Entries with figure data:
'''

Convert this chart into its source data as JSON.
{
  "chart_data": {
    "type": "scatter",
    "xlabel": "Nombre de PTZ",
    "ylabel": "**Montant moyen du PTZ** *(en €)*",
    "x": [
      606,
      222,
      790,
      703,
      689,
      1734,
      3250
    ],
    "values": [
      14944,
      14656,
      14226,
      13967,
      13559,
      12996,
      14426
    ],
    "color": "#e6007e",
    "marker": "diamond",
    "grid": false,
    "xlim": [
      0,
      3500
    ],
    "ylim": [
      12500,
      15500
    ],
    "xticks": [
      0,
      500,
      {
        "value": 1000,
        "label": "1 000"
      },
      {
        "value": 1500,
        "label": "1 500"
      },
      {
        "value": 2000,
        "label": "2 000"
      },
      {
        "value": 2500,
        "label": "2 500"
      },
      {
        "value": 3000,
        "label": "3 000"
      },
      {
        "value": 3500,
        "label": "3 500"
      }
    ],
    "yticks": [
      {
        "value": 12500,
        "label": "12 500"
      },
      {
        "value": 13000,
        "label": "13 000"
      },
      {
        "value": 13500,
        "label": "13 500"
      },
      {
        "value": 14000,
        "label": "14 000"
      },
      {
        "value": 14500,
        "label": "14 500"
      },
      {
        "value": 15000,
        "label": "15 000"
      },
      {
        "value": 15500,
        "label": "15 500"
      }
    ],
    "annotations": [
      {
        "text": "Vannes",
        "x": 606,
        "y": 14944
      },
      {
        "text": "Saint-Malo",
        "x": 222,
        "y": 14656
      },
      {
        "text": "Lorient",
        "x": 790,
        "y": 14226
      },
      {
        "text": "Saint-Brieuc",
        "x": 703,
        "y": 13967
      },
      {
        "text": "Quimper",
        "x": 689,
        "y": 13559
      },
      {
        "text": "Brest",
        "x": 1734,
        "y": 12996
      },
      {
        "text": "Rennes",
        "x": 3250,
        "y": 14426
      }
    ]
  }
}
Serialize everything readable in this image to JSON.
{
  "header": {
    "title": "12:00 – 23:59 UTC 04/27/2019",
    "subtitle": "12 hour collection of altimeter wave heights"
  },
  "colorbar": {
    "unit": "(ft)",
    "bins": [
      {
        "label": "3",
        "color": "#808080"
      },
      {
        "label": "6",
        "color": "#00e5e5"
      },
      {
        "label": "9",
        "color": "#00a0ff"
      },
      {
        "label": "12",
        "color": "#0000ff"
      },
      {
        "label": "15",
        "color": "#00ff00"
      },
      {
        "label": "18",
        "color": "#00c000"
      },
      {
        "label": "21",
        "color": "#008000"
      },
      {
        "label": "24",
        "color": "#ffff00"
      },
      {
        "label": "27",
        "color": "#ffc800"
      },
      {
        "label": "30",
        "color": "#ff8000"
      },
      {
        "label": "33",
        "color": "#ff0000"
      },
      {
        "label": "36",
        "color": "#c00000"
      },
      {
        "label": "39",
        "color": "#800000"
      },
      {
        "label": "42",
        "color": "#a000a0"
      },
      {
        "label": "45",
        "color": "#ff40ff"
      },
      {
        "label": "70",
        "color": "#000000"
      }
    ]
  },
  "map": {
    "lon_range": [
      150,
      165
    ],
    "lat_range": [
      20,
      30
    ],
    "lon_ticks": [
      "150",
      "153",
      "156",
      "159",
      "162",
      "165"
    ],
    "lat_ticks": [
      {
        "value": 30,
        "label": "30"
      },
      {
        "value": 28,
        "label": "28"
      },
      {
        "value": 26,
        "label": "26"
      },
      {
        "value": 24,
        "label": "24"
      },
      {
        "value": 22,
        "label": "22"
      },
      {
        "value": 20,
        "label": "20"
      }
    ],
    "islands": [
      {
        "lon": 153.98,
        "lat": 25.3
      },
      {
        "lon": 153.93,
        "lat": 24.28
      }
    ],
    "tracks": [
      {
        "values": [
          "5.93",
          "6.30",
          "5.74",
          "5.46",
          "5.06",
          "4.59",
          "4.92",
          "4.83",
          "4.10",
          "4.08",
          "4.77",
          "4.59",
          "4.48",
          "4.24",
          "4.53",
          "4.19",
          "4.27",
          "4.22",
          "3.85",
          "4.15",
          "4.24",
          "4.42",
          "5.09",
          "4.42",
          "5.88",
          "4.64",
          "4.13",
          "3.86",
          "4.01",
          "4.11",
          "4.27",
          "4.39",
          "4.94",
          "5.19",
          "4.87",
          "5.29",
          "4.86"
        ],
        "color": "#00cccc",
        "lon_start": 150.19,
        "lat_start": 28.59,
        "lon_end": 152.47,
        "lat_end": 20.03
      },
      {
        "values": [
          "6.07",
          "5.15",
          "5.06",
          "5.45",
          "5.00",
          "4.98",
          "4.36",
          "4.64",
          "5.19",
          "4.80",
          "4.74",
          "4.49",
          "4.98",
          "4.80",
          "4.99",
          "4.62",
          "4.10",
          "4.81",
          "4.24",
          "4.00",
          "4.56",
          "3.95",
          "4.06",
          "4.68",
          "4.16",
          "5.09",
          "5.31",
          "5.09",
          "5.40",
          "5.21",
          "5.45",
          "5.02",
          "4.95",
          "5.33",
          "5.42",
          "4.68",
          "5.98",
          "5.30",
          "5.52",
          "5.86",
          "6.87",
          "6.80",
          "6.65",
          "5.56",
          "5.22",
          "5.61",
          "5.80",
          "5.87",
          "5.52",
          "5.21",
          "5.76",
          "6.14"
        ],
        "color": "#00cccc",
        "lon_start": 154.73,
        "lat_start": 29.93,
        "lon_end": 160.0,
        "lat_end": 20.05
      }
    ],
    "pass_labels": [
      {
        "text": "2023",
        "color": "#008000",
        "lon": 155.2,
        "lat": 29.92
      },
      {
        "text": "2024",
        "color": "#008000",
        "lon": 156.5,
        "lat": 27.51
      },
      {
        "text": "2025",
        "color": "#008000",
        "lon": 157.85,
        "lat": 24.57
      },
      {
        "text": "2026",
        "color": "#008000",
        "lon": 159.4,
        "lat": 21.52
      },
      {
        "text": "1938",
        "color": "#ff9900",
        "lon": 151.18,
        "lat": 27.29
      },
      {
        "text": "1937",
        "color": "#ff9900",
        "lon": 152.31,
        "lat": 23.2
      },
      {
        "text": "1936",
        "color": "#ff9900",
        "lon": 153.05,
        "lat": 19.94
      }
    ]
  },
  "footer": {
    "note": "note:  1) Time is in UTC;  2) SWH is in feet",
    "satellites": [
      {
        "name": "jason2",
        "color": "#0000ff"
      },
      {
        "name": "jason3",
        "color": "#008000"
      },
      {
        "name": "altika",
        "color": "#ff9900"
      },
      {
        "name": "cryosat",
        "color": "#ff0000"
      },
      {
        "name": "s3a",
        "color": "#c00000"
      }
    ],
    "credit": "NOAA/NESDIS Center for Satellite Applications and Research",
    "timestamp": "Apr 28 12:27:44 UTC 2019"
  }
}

'''

TASK TO CARRY OUT: Restate each record exactly as written.

THE OUTPUT:
Convert this chart into its source data as JSON.
{
  "chart_data": {
    "type": "scatter",
    "xlabel": "Nombre de PTZ",
    "ylabel": "**Montant moyen du PTZ** *(en €)*",
    "x": [
      606,
      222,
      790,
      703,
      689,
      1734,
      3250
    ],
    "values": [
      14944,
      14656,
      14226,
      13967,
      13559,
      12996,
      14426
    ],
    "color": "#e6007e",
    "marker": "diamond",
    "grid": false,
    "xlim": [
      0,
      3500
    ],
    "ylim": [
      12500,
      15500
    ],
    "xticks": [
      0,
      500,
      {
        "value": 1000,
        "label": "1 000"
      },
      {
        "value": 1500,
        "label": "1 500"
      },
      {
        "value": 2000,
        "label": "2 000"
      },
      {
        "value": 2500,
        "label": "2 500"
      },
      {
        "value": 3000,
        "label": "3 000"
      },
      {
        "value": 3500,
        "label": "3 500"
      }
    ],
    "yticks": [
      {
        "value": 12500,
        "label": "12 500"
      },
      {
        "value": 13000,
        "label": "13 000"
      },
      {
        "value": 13500,
        "label": "13 500"
      },
      {
        "value": 14000,
        "label": "14 000"
      },
      {
        "value": 14500,
        "label": "14 500"
      },
      {
        "value": 15000,
        "label": "15 000"
      },
      {
        "value": 15500,
        "label": "15 500"
      }
    ],
    "annotations": [
      {
        "text": "Vannes",
        "x": 606,
        "y": 14944
      },
      {
        "text": "Saint-Malo",
        "x": 222,
        "y": 14656
      },
      {
        "text": "Lorient",
        "x": 790,
        "y": 14226
      },
      {
        "text": "Saint-Brieuc",
        "x": 703,
        "y": 13967
      },
      {
        "text": "Quimper",
        "x": 689,
        "y": 13559
      },
      {
        "text": "Brest",
        "x": 1734,
        "y": 12996
      },
      {
        "text": "Rennes",
        "x": 3250,
        "y": 14426
      }
    ]
  }
}
Serialize everything readable in this image to JSON.
{
  "header": {
    "title": "12:00 – 23:59 UTC 04/27/2019",
    "subtitle": "12 hour collection of altimeter wave heights"
  },
  "colorbar": {
    "unit": "(ft)",
    "bins": [
      {
        "label": "3",
        "color": "#808080"
      },
      {
        "label": "6",
        "color": "#00e5e5"
      },
      {
        "label": "9",
        "color": "#00a0ff"
      },
      {
        "label": "12",
        "color": "#0000ff"
      },
      {
        "label": "15",
        "color": "#00ff00"
      },
      {
        "label": "18",
        "color": "#00c000"
      },
      {
        "label": "21",
        "color": "#008000"
      },
      {
        "label": "24",
        "color": "#ffff00"
      },
      {
        "label": "27",
        "color": "#ffc800"
      },
      {
        "label": "30",
        "color": "#ff8000"
      },
      {
        "label": "33",
        "color": "#ff0000"
      },
      {
        "label": "36",
        "color": "#c00000"
      },
      {
        "label": "39",
        "color": "#800000"
      },
      {
        "label": "42",
        "color": "#a000a0"
      },
      {
        "label": "45",
        "color": "#ff40ff"
      },
      {
        "label": "70",
        "color": "#000000"
      }
    ]
  },
  "map": {
    "lon_range": [
      150,
      165
    ],
    "lat_range": [
      20,
      30
    ],
    "lon_ticks": [
      "150",
      "153",
      "156",
      "159",
      "162",
      "165"
    ],
    "lat_ticks": [
      {
        "value": 30,
        "label": "30"
      },
      {
        "value": 28,
        "label": "28"
      },
      {
        "value": 26,
        "label": "26"
      },
      {
        "value": 24,
        "label": "24"
      },
      {
        "value": 22,
        "label": "22"
      },
      {
        "value": 20,
        "label": "20"
      }
    ],
    "islands": [
      {
        "lon": 153.98,
        "lat": 25.3
      },
      {
        "lon": 153.93,
        "lat": 24.28
      }
    ],
    "tracks": [
      {
        "values": [
          "5.93",
          "6.30",
          "5.74",
          "5.46",
          "5.06",
          "4.59",
          "4.92",
          "4.83",
          "4.10",
          "4.08",
          "4.77",
          "4.59",
          "4.48",
          "4.24",
          "4.53",
          "4.19",
          "4.27",
          "4.22",
          "3.85",
          "4.15",
          "4.24",
          "4.42",
          "5.09",
          "4.42",
          "5.88",
          "4.64",
          "4.13",
          "3.86",
          "4.01",
          "4.11",
          "4.27",
          "4.39",
          "4.94",
          "5.19",
          "4.87",
          "5.29",
          "4.86"
        ],
        "color": "#00cccc",
        "lon_start": 150.19,
        "lat_start": 28.59,
        "lon_end": 152.47,
        "lat_end": 20.03
      },
      {
        "values": [
          "6.07",
          "5.15",
          "5.06",
          "5.45",
          "5.00",
          "4.98",
          "4.36",
          "4.64",
          "5.19",
          "4.80",
          "4.74",
          "4.49",
          "4.98",
          "4.80",
          "4.99",
          "4.62",
          "4.10",
          "4.81",
          "4.24",
          "4.00",
          "4.56",
          "3.95",
          "4.06",
          "4.68",
          "4.16",
          "5.09",
          "5.31",
          "5.09",
          "5.40",
          "5.21",
          "5.45",
          "5.02",
          "4.95",
          "5.33",
          "5.42",
          "4.68",
          "5.98",
          "5.30",
          "5.52",
          "5.86",
          "6.87",
          "6.80",
          "6.65",
          "5.56",
          "5.22",
          "5.61",
          "5.80",
          "5.87",
          "5.52",
          "5.21",
          "5.76",
          "6.14"
        ],
        "color": "#00cccc",
        "lon_start": 154.73,
        "lat_start": 29.93,
        "lon_end": 160.0,
        "lat_end": 20.05
      }
    ],
    "pass_labels": [
      {
        "text": "2023",
        "color": "#008000",
        "lon": 155.2,
        "lat": 29.92
      },
      {
        "text": "2024",
        "color": "#008000",
        "lon": 156.5,
        "lat": 27.51
      },
      {
        "text": "2025",
        "color": "#008000",
        "lon": 157.85,
        "lat": 24.57
      },
      {
        "text": "2026",
        "color": "#008000",
        "lon": 159.4,
        "lat": 21.52
      },
      {
        "text": "1938",
        "color": "#ff9900",
        "lon": 151.18,
        "lat": 27.29
      },
      {
        "text": "1937",
        "color": "#ff9900",
        "lon": 152.31,
        "lat": 23.2
      },
      {
        "text": "1936",
        "color": "#ff9900",
        "lon": 153.05,
        "lat": 19.94
      }
    ]
  },
  "footer": {
    "note": "note:  1) Time is in UTC;  2) SWH is in feet",
    "satellites": [
      {
        "name": "jason2",
        "color": "#0000ff"
      },
      {
        "name": "jason3",
        "color": "#008000"
      },
      {
        "name": "altika",
        "color": "#ff9900"
      },
      {
        "name": "cryosat",
        "color": "#ff0000"
      },
      {
        "name": "s3a",
        "color": "#c00000"
      }
    ],
    "credit": "NOAA/NESDIS Center for Satellite Applications and Research",
    "timestamp": "Apr 28 12:27:44 UTC 2019"
  }
}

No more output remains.